Short problem.
Filter the entries below, keeping only lines with the word "title".
===== Supplied records =====
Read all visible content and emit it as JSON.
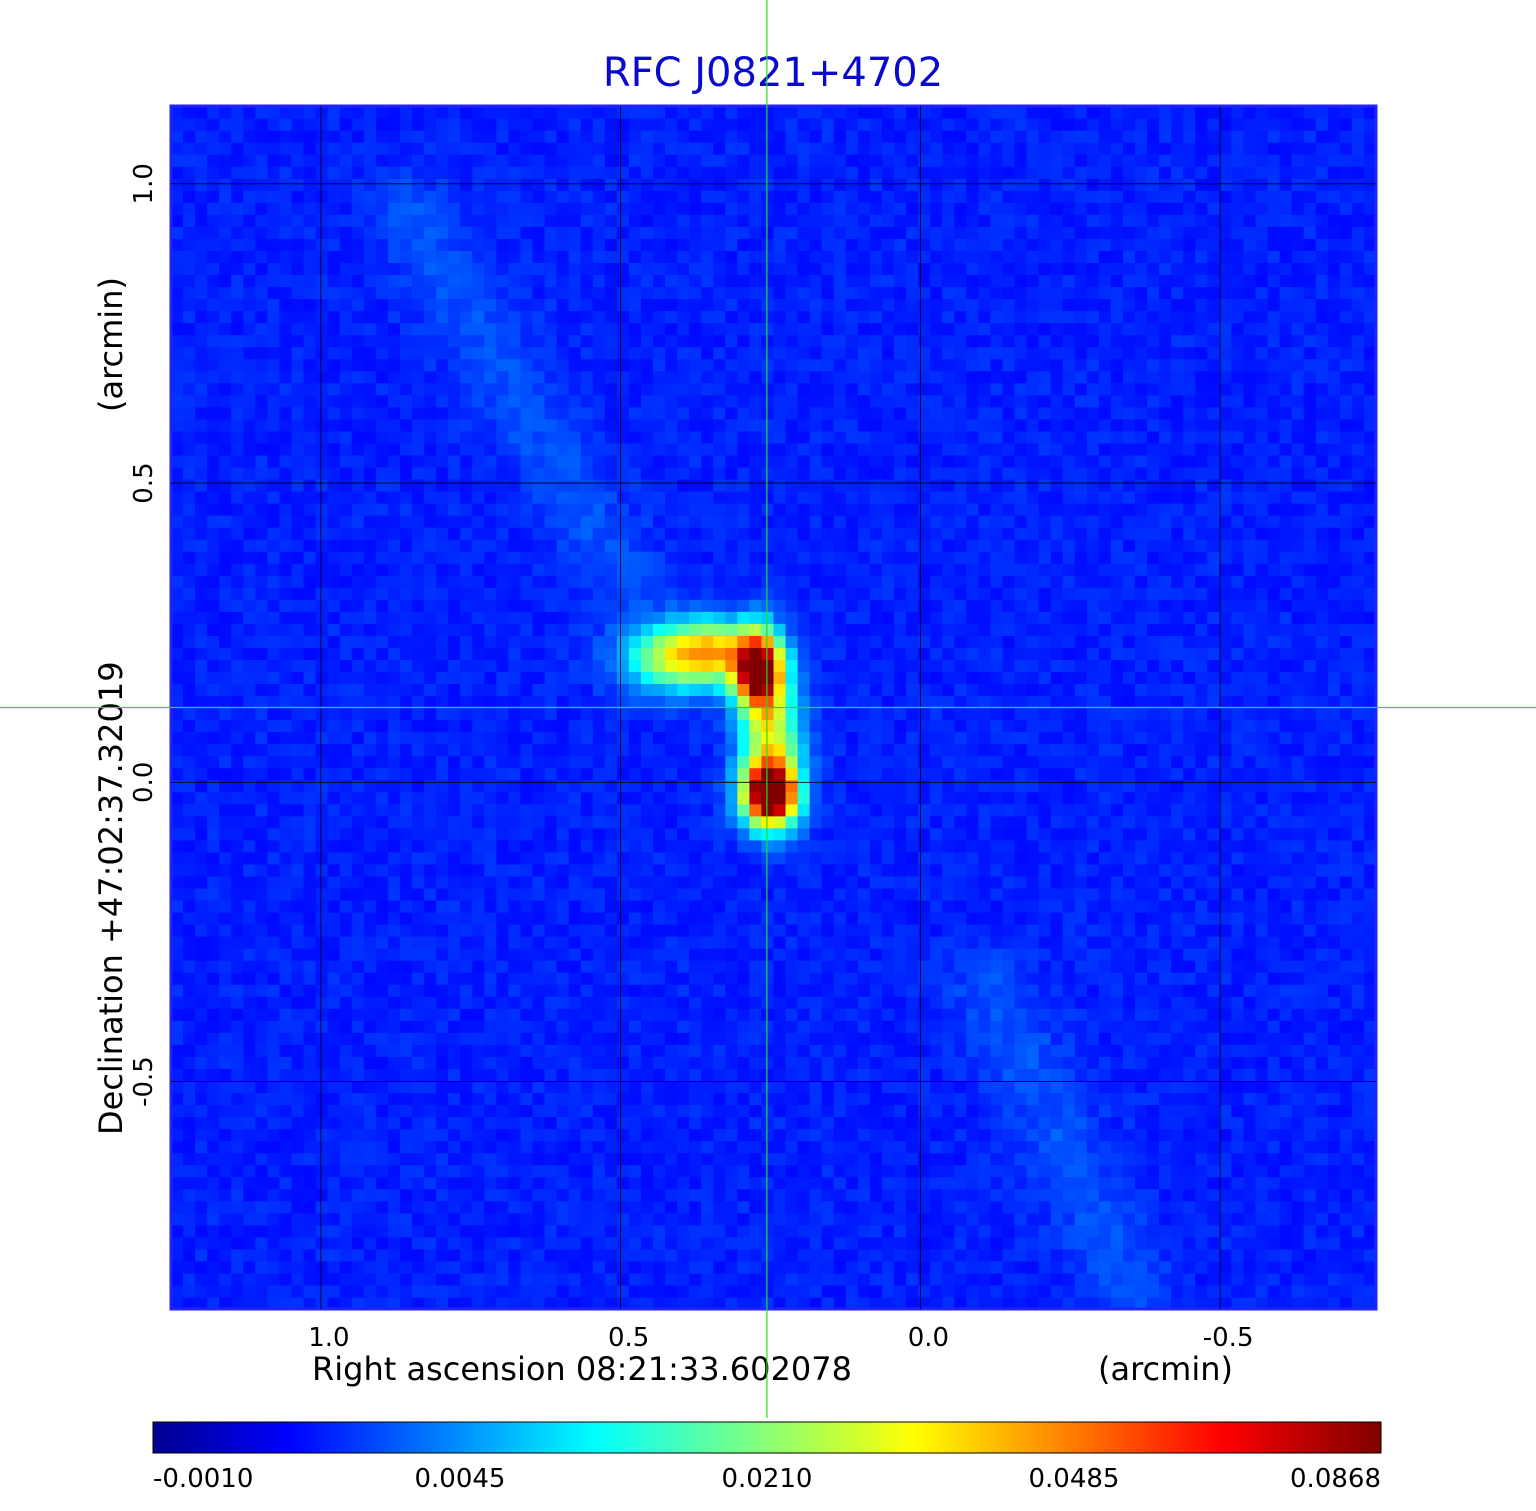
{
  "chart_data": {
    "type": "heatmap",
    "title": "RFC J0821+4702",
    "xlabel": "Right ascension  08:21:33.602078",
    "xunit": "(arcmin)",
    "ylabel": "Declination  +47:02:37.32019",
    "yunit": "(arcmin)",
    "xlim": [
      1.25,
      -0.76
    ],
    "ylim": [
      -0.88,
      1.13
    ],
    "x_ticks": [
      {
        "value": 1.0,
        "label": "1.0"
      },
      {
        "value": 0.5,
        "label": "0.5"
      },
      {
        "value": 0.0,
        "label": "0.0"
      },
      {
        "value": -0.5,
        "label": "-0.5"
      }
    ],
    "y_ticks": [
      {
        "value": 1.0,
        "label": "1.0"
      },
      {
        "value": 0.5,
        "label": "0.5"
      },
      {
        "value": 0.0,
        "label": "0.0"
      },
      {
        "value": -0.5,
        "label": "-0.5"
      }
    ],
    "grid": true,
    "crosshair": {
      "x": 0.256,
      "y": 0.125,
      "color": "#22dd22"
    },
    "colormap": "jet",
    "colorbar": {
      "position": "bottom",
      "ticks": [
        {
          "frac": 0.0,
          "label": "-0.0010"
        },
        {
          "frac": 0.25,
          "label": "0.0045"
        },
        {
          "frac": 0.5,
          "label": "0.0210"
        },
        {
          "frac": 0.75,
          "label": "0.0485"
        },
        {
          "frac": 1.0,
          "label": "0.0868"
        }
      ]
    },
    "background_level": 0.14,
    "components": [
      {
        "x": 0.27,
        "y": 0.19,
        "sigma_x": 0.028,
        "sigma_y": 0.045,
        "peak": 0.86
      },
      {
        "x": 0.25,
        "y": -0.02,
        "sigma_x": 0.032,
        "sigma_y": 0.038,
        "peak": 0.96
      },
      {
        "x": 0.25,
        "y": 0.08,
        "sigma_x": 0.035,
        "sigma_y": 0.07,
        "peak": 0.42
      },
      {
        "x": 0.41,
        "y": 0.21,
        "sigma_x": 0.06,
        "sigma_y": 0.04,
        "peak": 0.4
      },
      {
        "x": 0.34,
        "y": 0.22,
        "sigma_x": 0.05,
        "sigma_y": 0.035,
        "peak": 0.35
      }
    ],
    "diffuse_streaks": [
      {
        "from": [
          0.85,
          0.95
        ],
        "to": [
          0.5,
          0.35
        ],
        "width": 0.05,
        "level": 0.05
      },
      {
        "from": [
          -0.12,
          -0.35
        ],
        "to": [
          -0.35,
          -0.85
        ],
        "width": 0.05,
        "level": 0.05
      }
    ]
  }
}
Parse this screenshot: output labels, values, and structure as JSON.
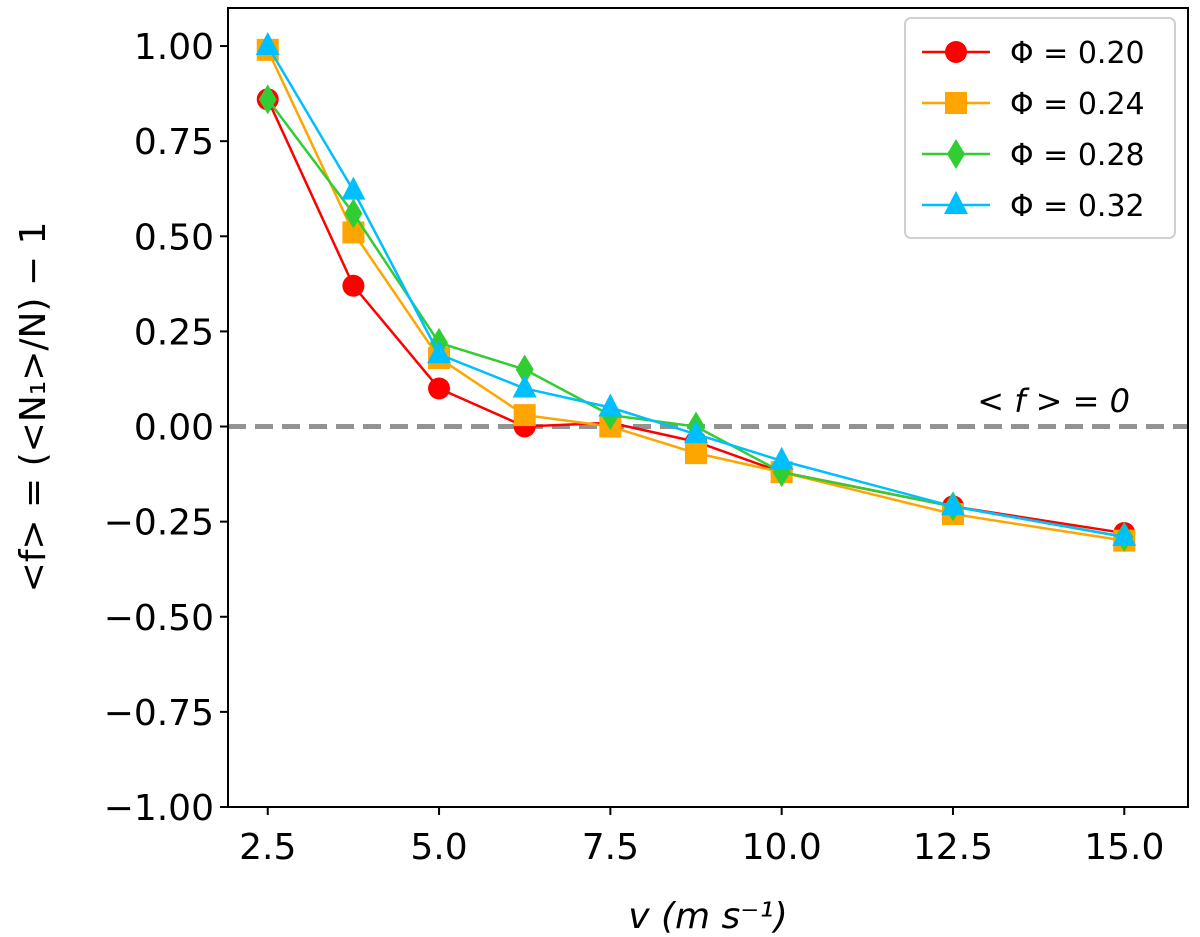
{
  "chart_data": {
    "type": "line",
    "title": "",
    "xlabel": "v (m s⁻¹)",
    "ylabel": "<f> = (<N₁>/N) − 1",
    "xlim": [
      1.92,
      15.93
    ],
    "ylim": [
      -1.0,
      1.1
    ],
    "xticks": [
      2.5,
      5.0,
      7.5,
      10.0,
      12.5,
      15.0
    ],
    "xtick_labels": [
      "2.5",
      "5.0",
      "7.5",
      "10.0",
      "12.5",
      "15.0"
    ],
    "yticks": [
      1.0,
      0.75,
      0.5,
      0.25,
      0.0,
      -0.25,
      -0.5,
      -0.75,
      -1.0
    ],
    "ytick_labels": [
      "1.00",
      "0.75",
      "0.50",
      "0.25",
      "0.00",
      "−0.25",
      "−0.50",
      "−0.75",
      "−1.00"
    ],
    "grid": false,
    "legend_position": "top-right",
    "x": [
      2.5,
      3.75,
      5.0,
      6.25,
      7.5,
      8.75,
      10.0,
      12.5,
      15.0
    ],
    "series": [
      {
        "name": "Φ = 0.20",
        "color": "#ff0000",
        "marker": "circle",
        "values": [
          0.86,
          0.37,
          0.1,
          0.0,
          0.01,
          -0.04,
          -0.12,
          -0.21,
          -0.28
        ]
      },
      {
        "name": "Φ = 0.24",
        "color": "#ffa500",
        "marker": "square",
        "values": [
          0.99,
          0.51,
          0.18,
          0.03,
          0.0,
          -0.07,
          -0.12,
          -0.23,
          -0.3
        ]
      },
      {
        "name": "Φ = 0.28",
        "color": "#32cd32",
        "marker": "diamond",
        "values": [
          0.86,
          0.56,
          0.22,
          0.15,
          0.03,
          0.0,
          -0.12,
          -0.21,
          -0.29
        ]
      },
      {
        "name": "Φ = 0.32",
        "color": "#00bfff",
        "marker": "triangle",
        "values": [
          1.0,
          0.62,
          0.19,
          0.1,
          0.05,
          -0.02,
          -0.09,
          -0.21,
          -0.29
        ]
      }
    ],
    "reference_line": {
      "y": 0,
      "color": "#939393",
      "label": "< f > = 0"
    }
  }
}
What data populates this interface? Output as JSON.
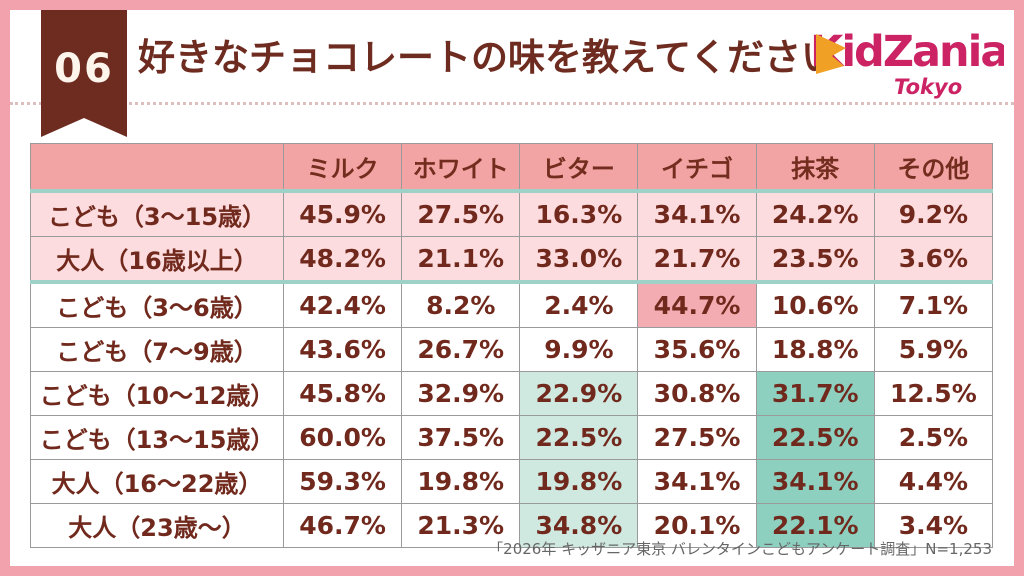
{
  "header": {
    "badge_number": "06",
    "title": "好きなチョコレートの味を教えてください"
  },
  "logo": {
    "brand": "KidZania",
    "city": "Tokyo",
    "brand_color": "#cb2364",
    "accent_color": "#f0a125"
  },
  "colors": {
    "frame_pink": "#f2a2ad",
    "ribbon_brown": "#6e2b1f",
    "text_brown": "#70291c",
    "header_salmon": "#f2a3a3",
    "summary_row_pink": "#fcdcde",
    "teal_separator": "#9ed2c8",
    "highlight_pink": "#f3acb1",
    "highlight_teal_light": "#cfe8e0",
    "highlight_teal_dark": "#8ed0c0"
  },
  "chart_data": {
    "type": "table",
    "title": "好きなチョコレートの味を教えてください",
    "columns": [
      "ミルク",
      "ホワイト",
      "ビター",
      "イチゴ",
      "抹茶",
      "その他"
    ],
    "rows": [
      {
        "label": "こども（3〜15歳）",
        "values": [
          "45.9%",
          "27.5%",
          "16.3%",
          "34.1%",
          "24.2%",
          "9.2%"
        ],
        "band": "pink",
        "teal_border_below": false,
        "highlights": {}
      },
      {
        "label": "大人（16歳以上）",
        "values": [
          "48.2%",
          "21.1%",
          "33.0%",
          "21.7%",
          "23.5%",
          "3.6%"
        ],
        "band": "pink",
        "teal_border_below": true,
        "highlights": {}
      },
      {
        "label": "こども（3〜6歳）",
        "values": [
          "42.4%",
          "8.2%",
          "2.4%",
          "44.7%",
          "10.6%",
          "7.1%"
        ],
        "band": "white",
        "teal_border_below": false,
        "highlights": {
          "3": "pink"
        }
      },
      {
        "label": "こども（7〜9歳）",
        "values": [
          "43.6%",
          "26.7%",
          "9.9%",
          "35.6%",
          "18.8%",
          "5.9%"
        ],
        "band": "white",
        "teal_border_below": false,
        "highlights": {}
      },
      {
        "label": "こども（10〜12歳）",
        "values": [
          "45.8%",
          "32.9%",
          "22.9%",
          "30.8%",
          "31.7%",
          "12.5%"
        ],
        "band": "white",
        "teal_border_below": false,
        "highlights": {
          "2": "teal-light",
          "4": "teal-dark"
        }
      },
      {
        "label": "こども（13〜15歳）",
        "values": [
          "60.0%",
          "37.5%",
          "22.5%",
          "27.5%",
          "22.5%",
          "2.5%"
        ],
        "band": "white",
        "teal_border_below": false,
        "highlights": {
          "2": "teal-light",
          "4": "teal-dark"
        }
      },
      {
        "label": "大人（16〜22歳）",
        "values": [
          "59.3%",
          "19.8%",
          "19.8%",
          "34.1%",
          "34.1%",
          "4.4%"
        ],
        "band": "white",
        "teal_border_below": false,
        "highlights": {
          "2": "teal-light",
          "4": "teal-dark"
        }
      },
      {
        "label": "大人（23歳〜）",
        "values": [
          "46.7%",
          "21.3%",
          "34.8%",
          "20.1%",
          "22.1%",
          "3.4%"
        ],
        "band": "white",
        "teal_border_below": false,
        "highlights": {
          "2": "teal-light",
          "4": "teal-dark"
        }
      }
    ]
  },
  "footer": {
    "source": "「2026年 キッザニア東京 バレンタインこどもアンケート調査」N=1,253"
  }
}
=====
Solution to the exercise.
    "title": "RFC J0821+4702",
    "title": "",
    "title": "好きなチョコレートの味を教えてください"
    "title": "好きなチョコレートの味を教えてください",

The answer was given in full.